* _To be done_:
Check each line for the string "versiones". Give only the count of lines that have it.

* _Data for processing_:

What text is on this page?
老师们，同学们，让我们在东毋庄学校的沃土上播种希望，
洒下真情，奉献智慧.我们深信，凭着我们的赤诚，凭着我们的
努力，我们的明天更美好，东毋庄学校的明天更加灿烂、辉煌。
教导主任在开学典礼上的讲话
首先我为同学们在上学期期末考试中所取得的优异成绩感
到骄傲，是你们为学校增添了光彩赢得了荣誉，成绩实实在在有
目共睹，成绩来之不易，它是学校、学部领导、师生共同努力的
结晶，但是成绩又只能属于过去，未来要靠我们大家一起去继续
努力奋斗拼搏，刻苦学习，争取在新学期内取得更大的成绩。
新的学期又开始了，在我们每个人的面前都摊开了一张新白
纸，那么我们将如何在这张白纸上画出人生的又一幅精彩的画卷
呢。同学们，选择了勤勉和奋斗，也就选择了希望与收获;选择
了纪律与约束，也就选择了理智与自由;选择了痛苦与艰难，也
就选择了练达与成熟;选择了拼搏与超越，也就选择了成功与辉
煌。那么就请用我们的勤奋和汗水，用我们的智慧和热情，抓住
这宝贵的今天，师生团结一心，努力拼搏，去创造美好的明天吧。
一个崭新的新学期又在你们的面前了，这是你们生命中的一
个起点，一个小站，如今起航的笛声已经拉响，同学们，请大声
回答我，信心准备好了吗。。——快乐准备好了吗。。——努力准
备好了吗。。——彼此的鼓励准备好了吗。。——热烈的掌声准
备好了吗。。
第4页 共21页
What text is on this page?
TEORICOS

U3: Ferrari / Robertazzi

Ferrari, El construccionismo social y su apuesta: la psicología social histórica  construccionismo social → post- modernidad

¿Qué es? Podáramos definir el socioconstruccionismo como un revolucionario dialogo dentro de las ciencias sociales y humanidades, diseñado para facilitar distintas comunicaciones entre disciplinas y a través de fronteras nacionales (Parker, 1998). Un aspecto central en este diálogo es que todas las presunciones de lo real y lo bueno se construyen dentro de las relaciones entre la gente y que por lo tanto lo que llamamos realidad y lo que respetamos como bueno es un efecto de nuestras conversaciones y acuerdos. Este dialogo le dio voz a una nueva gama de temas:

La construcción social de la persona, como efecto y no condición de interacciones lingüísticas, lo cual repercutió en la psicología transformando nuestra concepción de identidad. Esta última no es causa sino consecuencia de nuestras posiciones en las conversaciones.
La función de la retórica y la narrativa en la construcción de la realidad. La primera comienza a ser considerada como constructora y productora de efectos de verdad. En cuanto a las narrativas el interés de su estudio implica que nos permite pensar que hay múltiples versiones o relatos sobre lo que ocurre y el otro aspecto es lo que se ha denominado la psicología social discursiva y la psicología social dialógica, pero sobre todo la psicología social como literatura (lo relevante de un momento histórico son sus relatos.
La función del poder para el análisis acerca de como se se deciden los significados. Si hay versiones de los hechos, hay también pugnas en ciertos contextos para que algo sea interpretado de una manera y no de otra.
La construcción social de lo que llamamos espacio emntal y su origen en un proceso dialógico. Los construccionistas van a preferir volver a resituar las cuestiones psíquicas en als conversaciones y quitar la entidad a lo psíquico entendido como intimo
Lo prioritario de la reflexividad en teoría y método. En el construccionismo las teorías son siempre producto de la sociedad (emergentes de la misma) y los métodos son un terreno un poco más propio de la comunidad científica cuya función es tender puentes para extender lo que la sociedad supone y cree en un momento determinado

* _Answer below_:
2